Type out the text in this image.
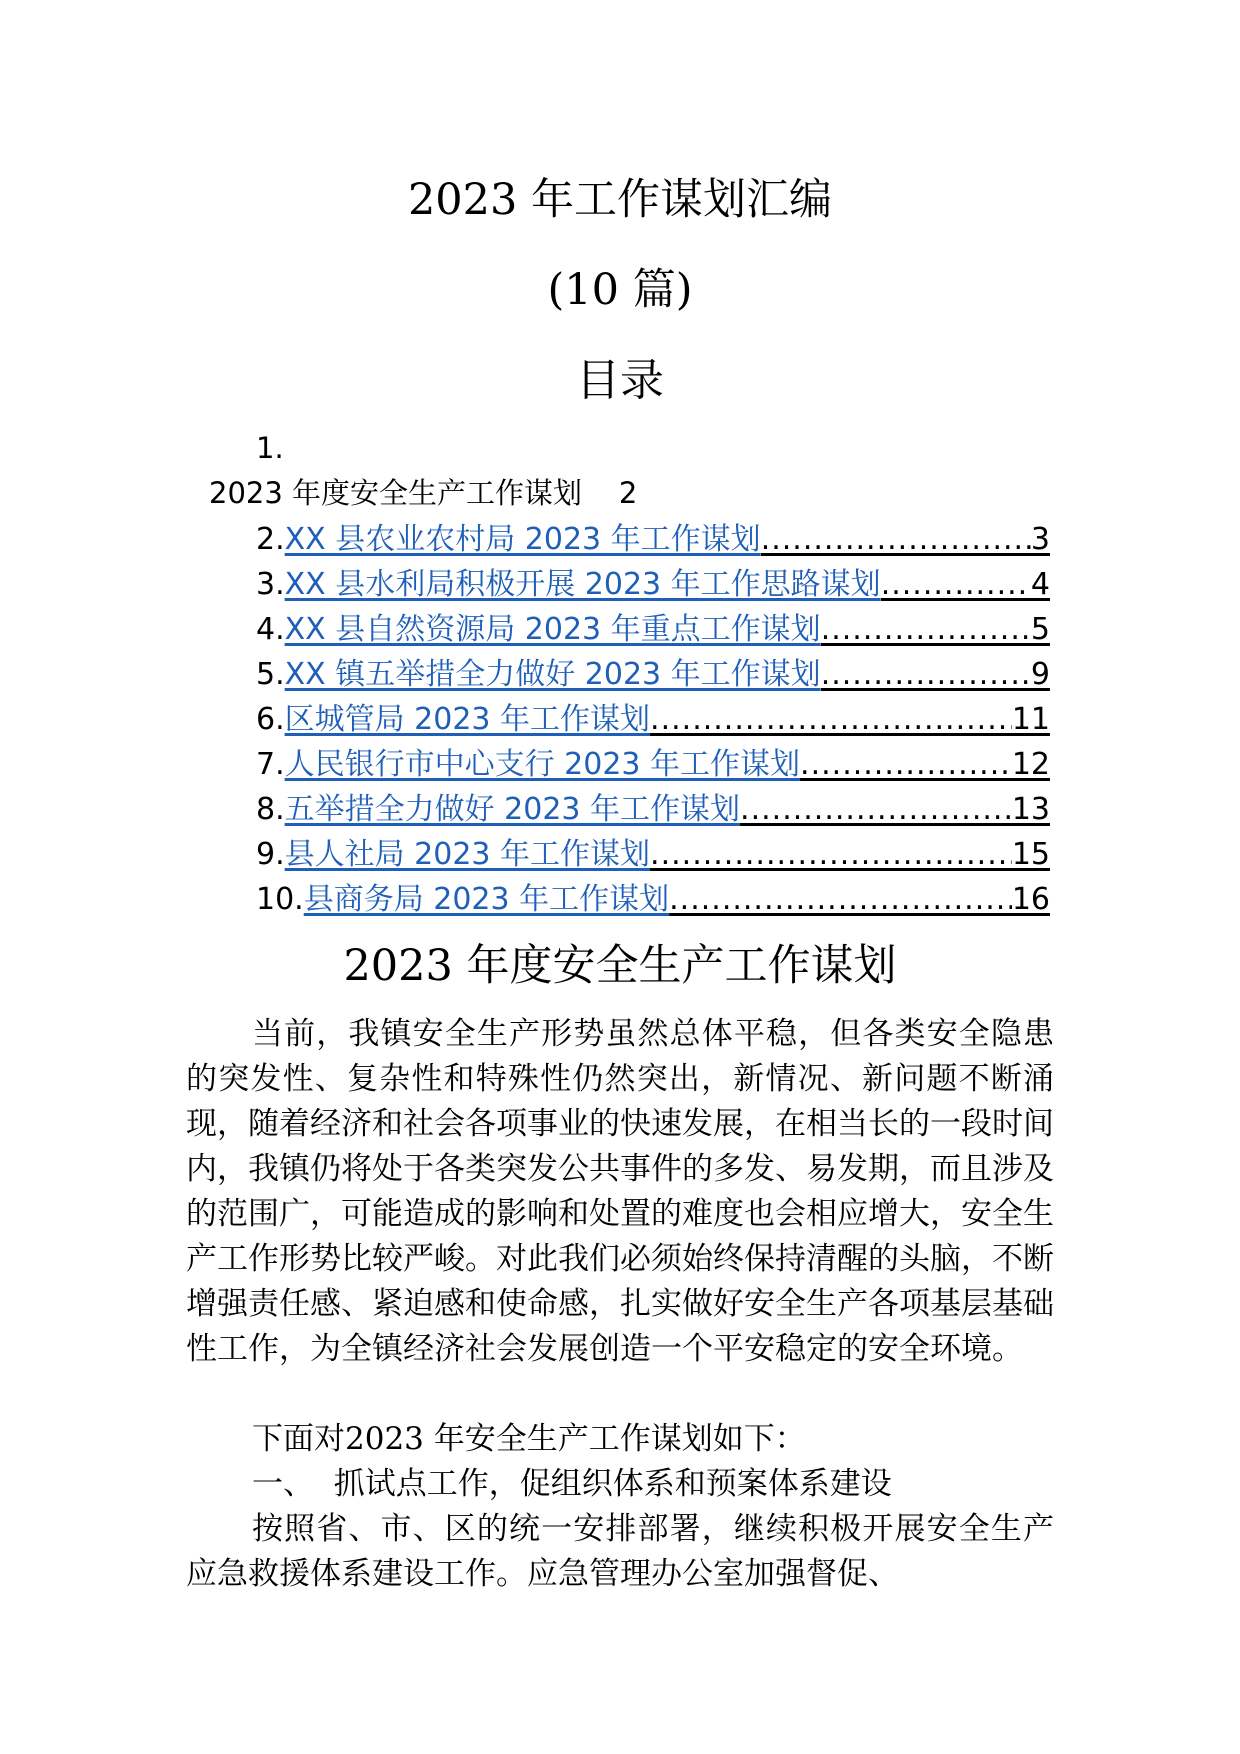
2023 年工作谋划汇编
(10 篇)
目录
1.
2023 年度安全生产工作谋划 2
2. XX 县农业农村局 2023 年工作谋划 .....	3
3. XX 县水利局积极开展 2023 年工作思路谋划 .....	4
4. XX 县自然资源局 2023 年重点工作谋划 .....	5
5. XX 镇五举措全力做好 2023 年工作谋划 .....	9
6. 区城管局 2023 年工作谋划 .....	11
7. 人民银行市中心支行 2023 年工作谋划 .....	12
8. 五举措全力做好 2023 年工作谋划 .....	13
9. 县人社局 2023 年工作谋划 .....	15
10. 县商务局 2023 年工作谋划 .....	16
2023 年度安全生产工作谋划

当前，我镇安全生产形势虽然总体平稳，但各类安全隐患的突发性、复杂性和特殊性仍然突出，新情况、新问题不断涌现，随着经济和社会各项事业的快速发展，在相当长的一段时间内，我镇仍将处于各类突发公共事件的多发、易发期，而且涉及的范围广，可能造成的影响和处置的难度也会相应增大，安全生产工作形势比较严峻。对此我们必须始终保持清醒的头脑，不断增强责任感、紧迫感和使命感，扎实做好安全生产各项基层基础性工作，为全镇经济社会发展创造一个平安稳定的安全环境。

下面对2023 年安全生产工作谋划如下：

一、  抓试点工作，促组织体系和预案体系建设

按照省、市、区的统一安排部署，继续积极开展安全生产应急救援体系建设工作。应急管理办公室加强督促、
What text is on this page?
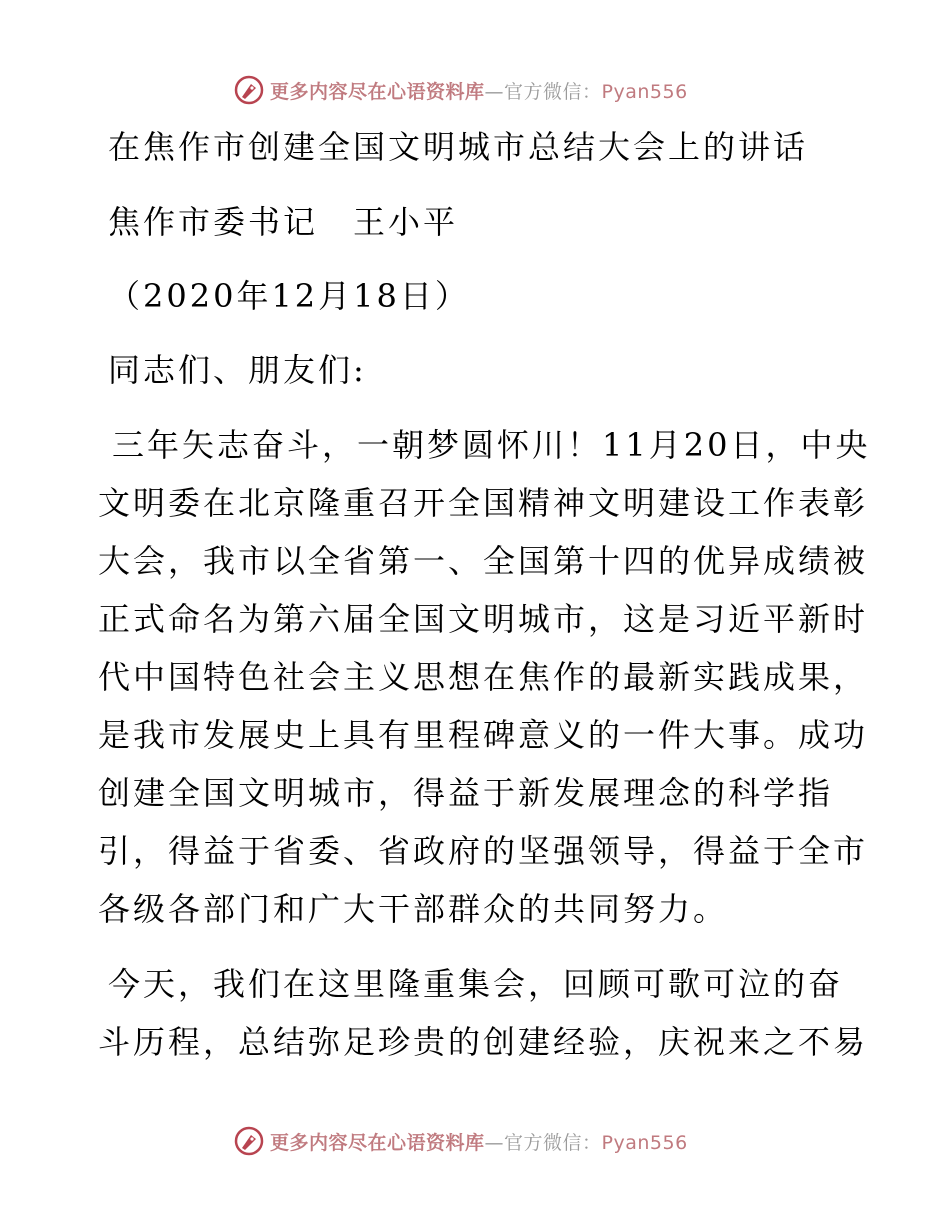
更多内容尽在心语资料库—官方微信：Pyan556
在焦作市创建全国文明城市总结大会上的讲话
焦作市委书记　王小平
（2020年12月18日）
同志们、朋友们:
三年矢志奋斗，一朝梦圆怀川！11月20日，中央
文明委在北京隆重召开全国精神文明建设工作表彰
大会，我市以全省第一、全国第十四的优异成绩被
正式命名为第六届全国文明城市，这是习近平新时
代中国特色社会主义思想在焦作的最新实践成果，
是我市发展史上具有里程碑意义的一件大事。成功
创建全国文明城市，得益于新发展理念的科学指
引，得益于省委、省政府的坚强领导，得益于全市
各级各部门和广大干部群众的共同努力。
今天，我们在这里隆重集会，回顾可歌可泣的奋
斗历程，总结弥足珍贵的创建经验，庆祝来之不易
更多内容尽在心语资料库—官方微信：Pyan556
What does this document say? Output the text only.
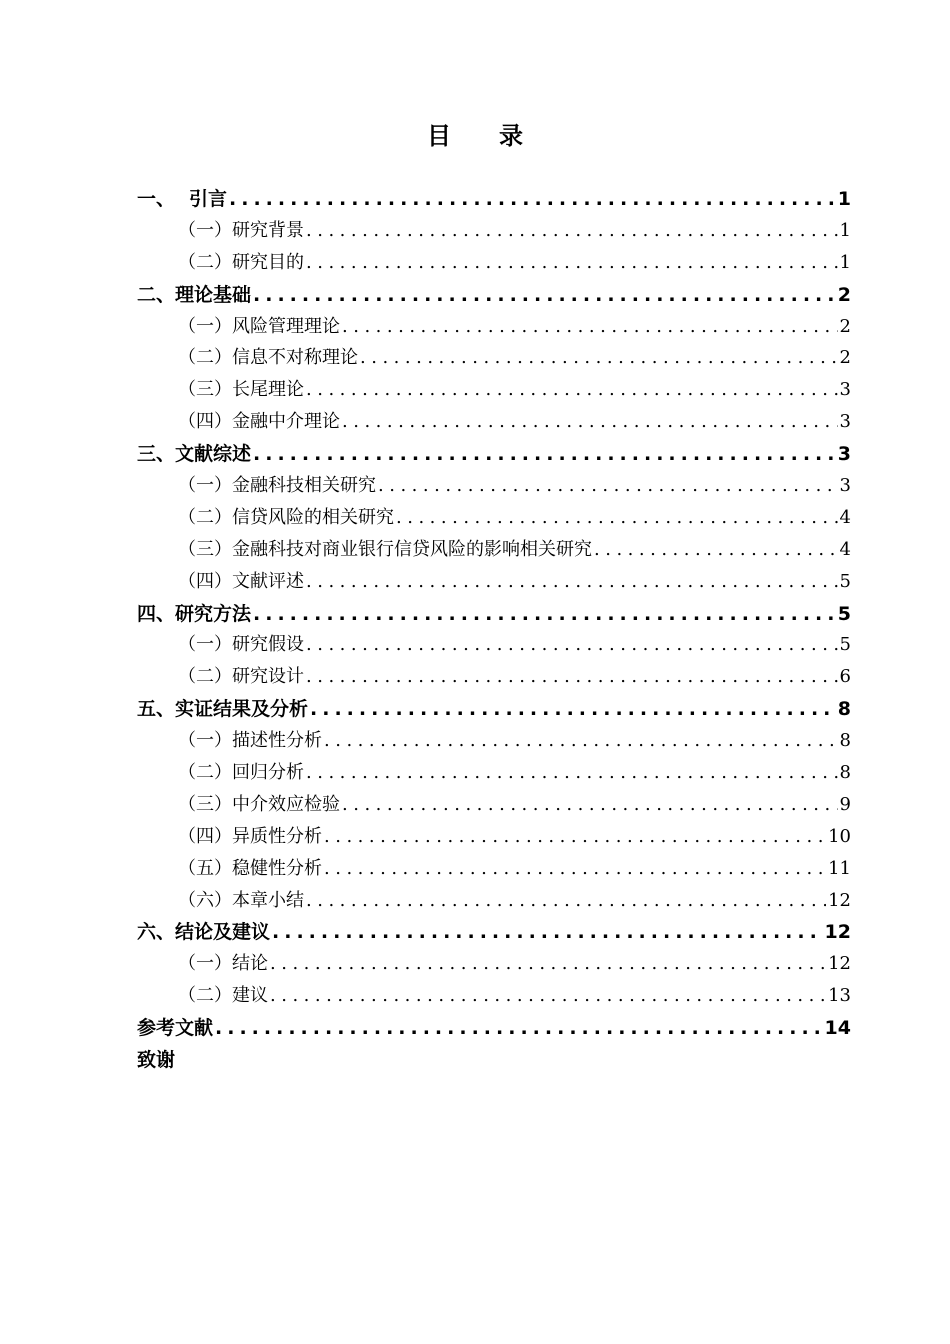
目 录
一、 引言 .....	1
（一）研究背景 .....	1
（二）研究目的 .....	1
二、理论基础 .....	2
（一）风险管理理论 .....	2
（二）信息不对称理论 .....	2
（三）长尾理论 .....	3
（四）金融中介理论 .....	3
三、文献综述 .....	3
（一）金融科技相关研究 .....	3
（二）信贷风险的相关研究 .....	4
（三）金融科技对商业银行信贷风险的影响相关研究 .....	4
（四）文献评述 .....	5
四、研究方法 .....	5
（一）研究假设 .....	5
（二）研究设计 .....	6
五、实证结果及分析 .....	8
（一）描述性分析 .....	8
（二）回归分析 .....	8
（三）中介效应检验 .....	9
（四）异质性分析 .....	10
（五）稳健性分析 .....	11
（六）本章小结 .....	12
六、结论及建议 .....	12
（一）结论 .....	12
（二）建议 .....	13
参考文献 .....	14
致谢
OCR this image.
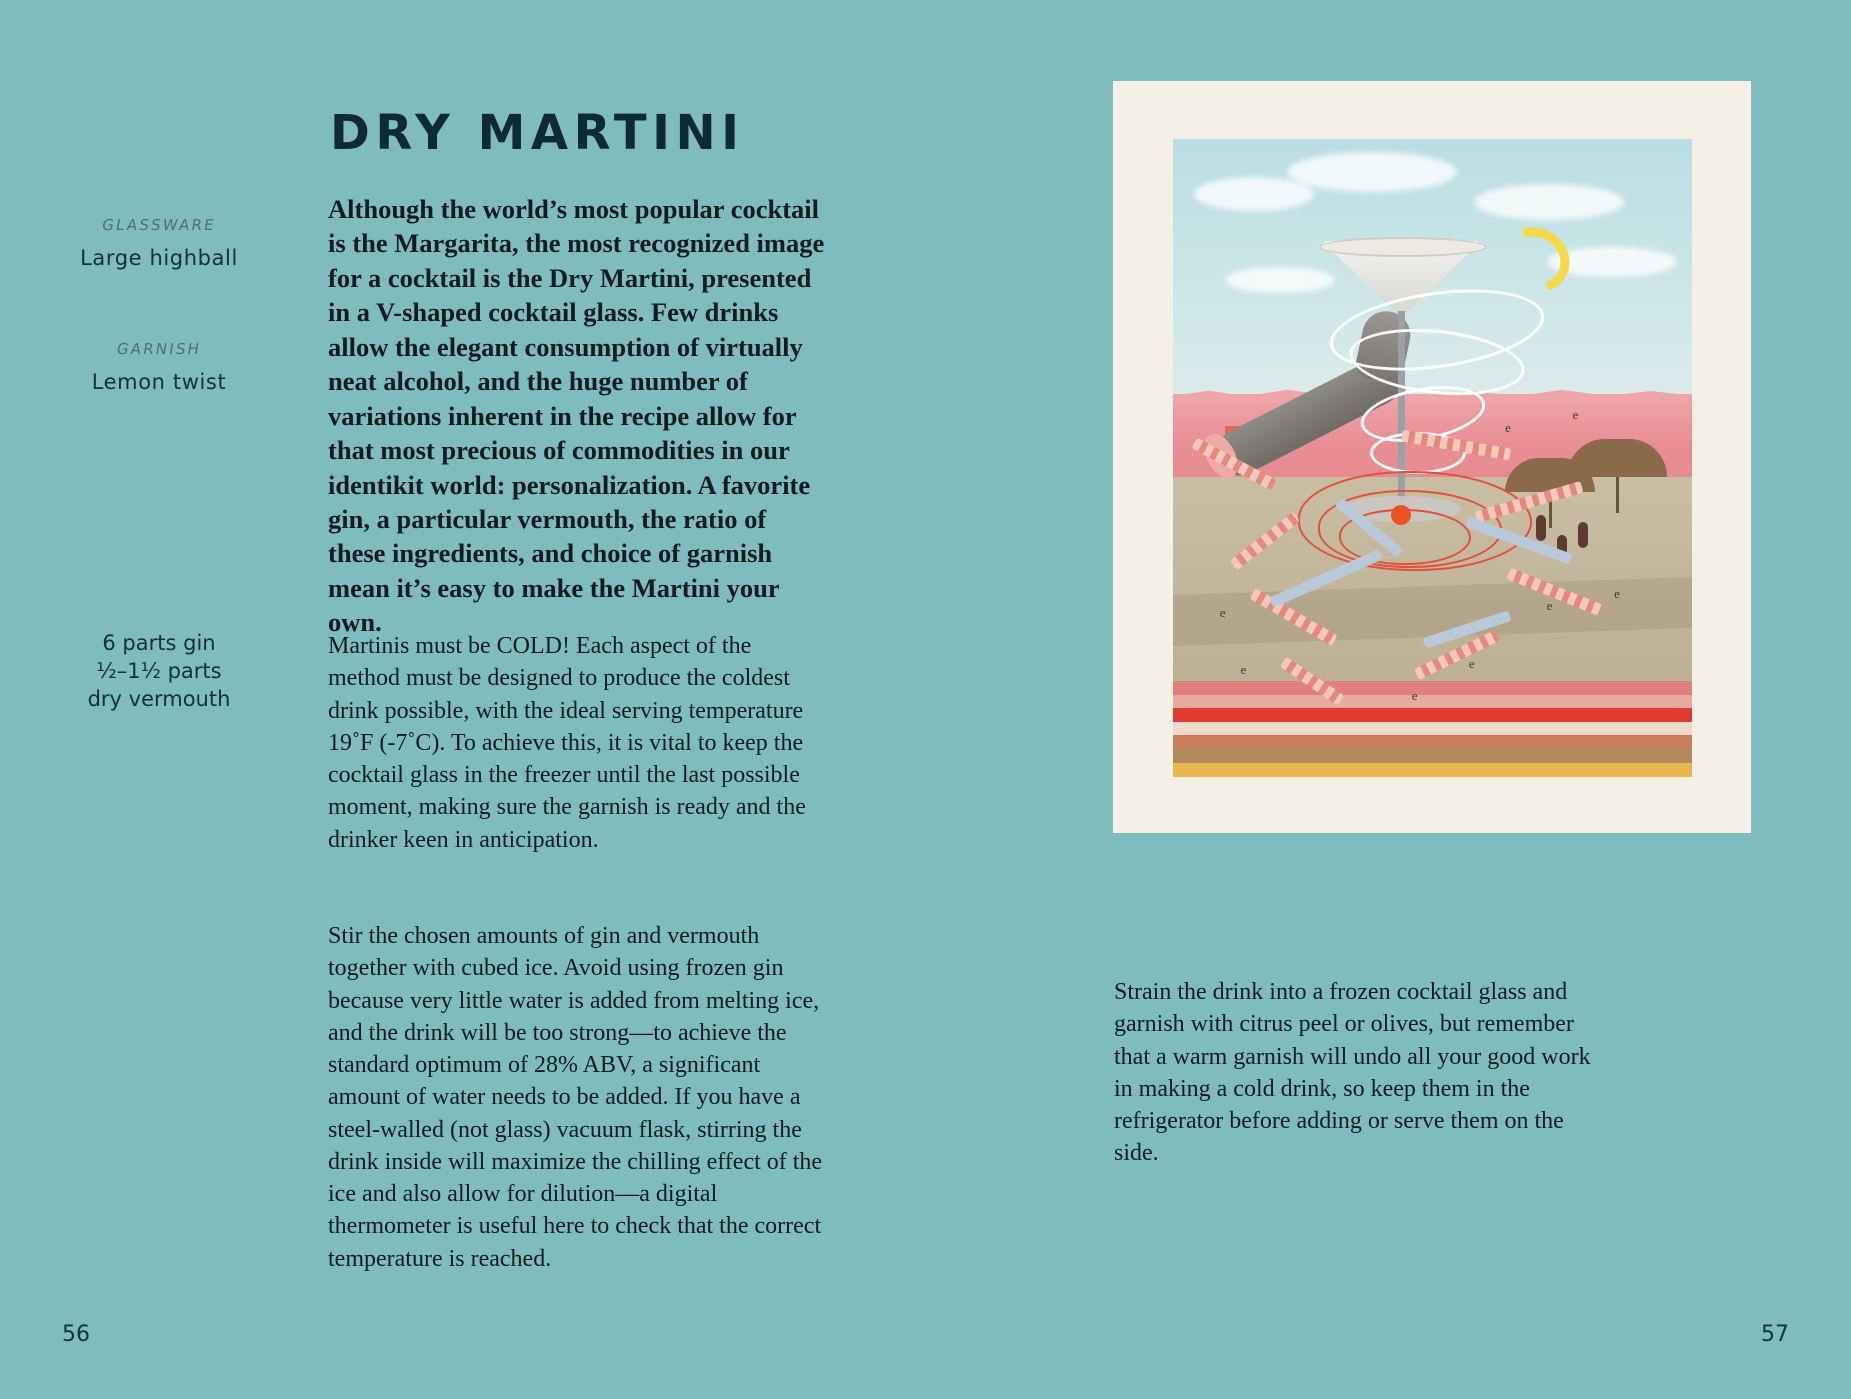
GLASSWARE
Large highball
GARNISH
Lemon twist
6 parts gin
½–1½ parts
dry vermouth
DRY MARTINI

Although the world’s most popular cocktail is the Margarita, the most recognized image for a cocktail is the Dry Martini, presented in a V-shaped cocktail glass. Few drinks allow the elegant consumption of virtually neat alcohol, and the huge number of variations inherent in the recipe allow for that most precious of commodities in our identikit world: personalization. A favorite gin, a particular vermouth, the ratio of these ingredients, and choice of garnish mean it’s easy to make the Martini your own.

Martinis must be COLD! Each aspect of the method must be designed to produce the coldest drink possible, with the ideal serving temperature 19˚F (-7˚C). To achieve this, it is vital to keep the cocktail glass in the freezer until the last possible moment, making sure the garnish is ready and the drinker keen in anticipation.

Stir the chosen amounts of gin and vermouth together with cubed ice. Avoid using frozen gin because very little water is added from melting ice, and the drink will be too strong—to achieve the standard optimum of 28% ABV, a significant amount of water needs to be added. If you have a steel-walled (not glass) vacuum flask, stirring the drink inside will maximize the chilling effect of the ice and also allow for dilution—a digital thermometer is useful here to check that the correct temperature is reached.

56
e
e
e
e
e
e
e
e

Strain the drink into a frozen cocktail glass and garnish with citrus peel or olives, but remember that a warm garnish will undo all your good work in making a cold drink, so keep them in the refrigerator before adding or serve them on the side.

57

******

■ Task description
State how many lines of the listing above include the word "this". Give nothing but the number.

■ Reply
5